● **Set tasks**:
(1) Edit the Python variables text from "Python does the" to "for, class, etc.)", replacing "garbage collector" with "memory manager".
(2) Render the records from their start through the line containing "text-cursor bbox=[520, 647, 523, 679]" as a Markdown table with the columns Row and Line. Give each line's number under Row and the line under Line, and leave out blank lines.
=== Page excerpt ===
A variable is a symbolic name assigned to a value — it acts as a reference (or pointer) to an object stored in memory.

a = 10
b = 10
print(id(a), id(b))

• In Python, if two variables are assigned the same immutable value (like integers or strings), they both point to the same object in memory.
• When you assign a new value to either variable, it stops pointing to the old object and instead points to a new one.
• What’s Actually Happening? When you write:

a = 10
print(a)

Python does the following internally:

1. Creates an integer object
2. Assigns it to the variable a
3. Displays it in the console using the object’s class method (str)

• To check the class/type of any object:

print(type(a))

• Object Lifetime = An object exists as long as there is at least one variable referencing it
• Once no variable points to it, Python’s garbage collector removes it automatically
• Variable names cannot be Python keywords (like if, for, class, etc.)
• Variable names must start with a letter or underscore (_), not a number
• They are case-sensitive (Name and name are different)

Comments in Python

Comments are used to describe your code and make it more readable.

-Single-line comment
Starts with #

# This is a single-line comment

• Multi-line comment You can use triple quotes (""") for multi-line comments:

"""
This is a
multi-line comment
"""

Data Types in Python

Python supports both primitive and non-primitive data types.

-Primitive Data Types

• int → Integer numbers

a=10  #4bytes
b=int(10)
c=100l #8 bytes
#no type declaration needed

• float → Decimal numbers

x=5.5 #4 bytes
x=float(5.5)

• bool → Boolean (True / False)
• str → String (text)

x="hello world"   #1 byte
x=str("hello world")
# Python has no char
# string is immutable, that is, every time you reassign a value new string is created 

-complex

x=complex(1j)

• Non-Primitive Data Types sequence type
• list-> Ordered, mutable collection, non-homogeneous

x=["apple","orange"]
x=list(("apple","orange"))

• tuple -> Ordered, immutable collection, non-homogeneous

x=("apple","orange")
x=tuple(("apple","orange"))
x=list/type((a,))
#faster than list 

-array->ordered, mutable, homogenous

from array import array
my_array = array('i', [1, 2, 3, 4])

import numpy as np
arr = np.array([1, 2, 3, 4])

-range

x=range(6)
#creates a range object to be used in any function like 
z=list(x)
w=tuple(x)
for i in x:

mapping type

• set-> Unordered, unique elements

x={"apple","banana"}
x=set(("apple","banana"))

• dict-> Key-value pairs

x={"apple":"like","banana":"dislike"}
x=dict(("apple":"like","banana":"dislike"))
=== Records provided ===
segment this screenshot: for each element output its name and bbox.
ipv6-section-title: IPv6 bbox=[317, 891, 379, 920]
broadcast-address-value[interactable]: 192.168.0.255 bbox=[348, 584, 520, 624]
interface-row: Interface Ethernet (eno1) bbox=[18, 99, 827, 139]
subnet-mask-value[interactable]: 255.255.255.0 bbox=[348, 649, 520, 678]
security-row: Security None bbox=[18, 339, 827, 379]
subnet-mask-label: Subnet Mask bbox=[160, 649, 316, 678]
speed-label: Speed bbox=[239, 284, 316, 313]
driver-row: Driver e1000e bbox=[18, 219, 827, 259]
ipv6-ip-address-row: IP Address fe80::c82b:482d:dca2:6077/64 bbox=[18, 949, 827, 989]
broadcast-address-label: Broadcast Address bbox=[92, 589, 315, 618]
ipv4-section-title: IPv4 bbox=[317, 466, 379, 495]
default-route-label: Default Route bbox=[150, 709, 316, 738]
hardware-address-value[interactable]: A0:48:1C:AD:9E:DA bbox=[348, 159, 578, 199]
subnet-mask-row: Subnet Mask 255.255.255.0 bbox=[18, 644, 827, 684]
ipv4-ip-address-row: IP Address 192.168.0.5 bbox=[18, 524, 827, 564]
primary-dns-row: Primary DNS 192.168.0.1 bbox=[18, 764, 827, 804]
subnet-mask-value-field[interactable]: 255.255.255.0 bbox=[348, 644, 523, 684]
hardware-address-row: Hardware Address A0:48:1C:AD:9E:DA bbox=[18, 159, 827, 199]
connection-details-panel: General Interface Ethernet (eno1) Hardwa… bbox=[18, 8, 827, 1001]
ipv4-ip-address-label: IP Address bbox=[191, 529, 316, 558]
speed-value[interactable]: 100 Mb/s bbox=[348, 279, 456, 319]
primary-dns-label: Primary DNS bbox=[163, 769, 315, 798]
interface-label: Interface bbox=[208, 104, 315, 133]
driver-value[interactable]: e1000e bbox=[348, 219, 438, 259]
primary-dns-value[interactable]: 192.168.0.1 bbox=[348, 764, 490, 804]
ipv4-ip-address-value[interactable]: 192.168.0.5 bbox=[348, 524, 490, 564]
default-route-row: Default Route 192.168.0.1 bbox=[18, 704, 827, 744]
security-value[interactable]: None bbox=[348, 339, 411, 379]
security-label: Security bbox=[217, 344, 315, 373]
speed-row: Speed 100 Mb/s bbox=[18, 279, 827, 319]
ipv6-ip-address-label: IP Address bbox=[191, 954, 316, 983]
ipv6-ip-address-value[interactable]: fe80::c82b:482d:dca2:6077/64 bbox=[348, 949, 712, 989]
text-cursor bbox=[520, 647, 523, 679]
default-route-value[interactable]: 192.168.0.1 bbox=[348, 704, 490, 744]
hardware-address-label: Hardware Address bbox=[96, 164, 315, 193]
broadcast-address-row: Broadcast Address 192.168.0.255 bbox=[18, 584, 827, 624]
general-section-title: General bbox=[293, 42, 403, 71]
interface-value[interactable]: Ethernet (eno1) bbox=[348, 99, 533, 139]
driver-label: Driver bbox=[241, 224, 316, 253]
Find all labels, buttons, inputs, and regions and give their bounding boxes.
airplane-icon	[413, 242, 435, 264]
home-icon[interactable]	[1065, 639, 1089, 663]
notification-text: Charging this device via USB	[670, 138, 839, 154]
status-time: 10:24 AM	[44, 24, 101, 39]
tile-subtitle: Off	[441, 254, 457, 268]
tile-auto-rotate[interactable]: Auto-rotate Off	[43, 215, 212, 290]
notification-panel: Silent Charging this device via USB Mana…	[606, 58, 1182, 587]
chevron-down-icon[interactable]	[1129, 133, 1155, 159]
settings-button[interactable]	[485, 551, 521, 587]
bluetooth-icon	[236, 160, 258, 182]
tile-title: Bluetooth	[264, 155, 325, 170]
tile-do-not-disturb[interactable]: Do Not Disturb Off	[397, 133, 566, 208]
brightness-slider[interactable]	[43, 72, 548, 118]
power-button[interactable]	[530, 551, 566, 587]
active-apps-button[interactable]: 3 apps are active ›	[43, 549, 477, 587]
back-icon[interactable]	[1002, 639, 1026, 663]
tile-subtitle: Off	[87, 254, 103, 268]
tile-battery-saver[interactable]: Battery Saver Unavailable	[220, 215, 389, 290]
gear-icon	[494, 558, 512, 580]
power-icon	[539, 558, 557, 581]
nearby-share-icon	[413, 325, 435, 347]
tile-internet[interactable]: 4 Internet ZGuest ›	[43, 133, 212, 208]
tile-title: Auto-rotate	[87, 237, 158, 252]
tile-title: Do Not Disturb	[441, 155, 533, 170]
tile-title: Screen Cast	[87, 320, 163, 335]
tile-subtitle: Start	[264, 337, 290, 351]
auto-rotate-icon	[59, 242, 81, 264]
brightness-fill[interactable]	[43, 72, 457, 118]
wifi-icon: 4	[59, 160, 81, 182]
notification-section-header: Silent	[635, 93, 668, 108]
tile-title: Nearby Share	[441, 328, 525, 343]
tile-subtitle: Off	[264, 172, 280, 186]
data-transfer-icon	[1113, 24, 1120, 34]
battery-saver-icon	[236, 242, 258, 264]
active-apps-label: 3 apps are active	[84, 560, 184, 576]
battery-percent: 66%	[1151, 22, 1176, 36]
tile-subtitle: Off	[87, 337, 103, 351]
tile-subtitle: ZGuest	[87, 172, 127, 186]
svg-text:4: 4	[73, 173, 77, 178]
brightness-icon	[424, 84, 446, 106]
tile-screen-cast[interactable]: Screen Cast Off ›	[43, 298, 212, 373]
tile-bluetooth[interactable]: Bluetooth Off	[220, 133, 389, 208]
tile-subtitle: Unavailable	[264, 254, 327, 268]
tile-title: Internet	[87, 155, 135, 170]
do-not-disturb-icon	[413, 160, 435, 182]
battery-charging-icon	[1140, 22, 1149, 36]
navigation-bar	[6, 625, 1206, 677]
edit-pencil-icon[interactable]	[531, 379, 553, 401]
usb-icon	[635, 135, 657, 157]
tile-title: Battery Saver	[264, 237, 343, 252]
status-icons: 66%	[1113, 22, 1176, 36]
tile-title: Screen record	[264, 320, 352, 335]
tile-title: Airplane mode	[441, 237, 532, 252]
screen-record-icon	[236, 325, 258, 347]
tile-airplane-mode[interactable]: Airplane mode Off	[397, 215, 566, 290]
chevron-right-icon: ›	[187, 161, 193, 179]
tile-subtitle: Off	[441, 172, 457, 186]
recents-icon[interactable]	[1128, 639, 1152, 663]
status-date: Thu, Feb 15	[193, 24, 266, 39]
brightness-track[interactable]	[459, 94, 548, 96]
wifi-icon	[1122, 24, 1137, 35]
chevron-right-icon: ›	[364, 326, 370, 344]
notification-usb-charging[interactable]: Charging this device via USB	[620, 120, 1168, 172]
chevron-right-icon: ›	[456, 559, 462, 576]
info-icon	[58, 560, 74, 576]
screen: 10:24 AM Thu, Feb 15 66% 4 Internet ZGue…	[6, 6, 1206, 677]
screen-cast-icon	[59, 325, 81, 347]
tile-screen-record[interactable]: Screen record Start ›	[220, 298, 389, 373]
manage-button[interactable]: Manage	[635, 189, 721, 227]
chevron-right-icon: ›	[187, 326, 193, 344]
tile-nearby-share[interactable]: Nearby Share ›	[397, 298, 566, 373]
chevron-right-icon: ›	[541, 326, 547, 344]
===
● **Per-task outputs**:
(1)
Python does the following internally:

1. Creates an integer object
2. Assigns it to the variable a
3. Displays it in the console using the object’s class method (str)

• To check the class/type of any object:

print(type(a))

• Object Lifetime = An object exists as long as there is at least one variable referencing it
• Once no variable points to it, Python’s memory manager removes it automatically
• Variable names cannot be Python keywords (like if, for, class, etc.)

(2)
| Row | Line |
|---|---|
| 1 | segment this screenshot: for each element output its name and bbox. |
| 2 | ipv6-section-title: IPv6 bbox=[317, 891, 379, 920] |
| 3 | broadcast-address-value[interactable]: 192.168.0.255 bbox=[348, 584, 520, 624] |
| 4 | interface-row: Interface Ethernet (eno1) bbox=[18, 99, 827, 139] |
| 5 | subnet-mask-value[interactable]: 255.255.255.0 bbox=[348, 649, 520, 678] |
| 6 | security-row: Security None bbox=[18, 339, 827, 379] |
| 7 | subnet-mask-label: Subnet Mask bbox=[160, 649, 316, 678] |
| 8 | speed-label: Speed bbox=[239, 284, 316, 313] |
| 9 | driver-row: Driver e1000e bbox=[18, 219, 827, 259] |
| 10 | ipv6-ip-address-row: IP Address fe80::c82b:482d:dca2:6077/64 bbox=[18, 949, 827, 989] |
| 11 | broadcast-address-label: Broadcast Address bbox=[92, 589, 315, 618] |
| 12 | ipv4-section-title: IPv4 bbox=[317, 466, 379, 495] |
| 13 | default-route-label: Default Route bbox=[150, 709, 316, 738] |
| 14 | hardware-address-value[interactable]: A0:48:1C:AD:9E:DA bbox=[348, 159, 578, 199] |
| 15 | subnet-mask-row: Subnet Mask 255.255.255.0 bbox=[18, 644, 827, 684] |
| 16 | ipv4-ip-address-row: IP Address 192.168.0.5 bbox=[18, 524, 827, 564] |
| 17 | primary-dns-row: Primary DNS 192.168.0.1 bbox=[18, 764, 827, 804] |
| 18 | subnet-mask-value-field[interactable]: 255.255.255.0 bbox=[348, 644, 523, 684] |
| 19 | hardware-address-row: Hardware Address A0:48:1C:AD:9E:DA bbox=[18, 159, 827, 199] |
| 20 | connection-details-panel: General Interface Ethernet (eno1) Hardwa… bbox=[18, 8, 827, 1001] |
| 21 | ipv4-ip-address-label: IP Address bbox=[191, 529, 316, 558] |
| 22 | speed-value[interactable]: 100 Mb/s bbox=[348, 279, 456, 319] |
| 23 | primary-dns-label: Primary DNS bbox=[163, 769, 315, 798] |
| 24 | interface-label: Interface bbox=[208, 104, 315, 133] |
| 25 | driver-value[interactable]: e1000e bbox=[348, 219, 438, 259] |
| 26 | primary-dns-value[interactable]: 192.168.0.1 bbox=[348, 764, 490, 804] |
| 27 | ipv4-ip-address-value[interactable]: 192.168.0.5 bbox=[348, 524, 490, 564] |
| 28 | default-route-row: Default Route 192.168.0.1 bbox=[18, 704, 827, 744] |
| 29 | security-value[interactable]: None bbox=[348, 339, 411, 379] |
| 30 | security-label: Security bbox=[217, 344, 315, 373] |
| 31 | speed-row: Speed 100 Mb/s bbox=[18, 279, 827, 319] |
| 32 | ipv6-ip-address-label: IP Address bbox=[191, 954, 316, 983] |
| 33 | ipv6-ip-address-value[interactable]: fe80::c82b:482d:dca2:6077/64 bbox=[348, 949, 712, 989] |
| 34 | text-cursor bbox=[520, 647, 523, 679] |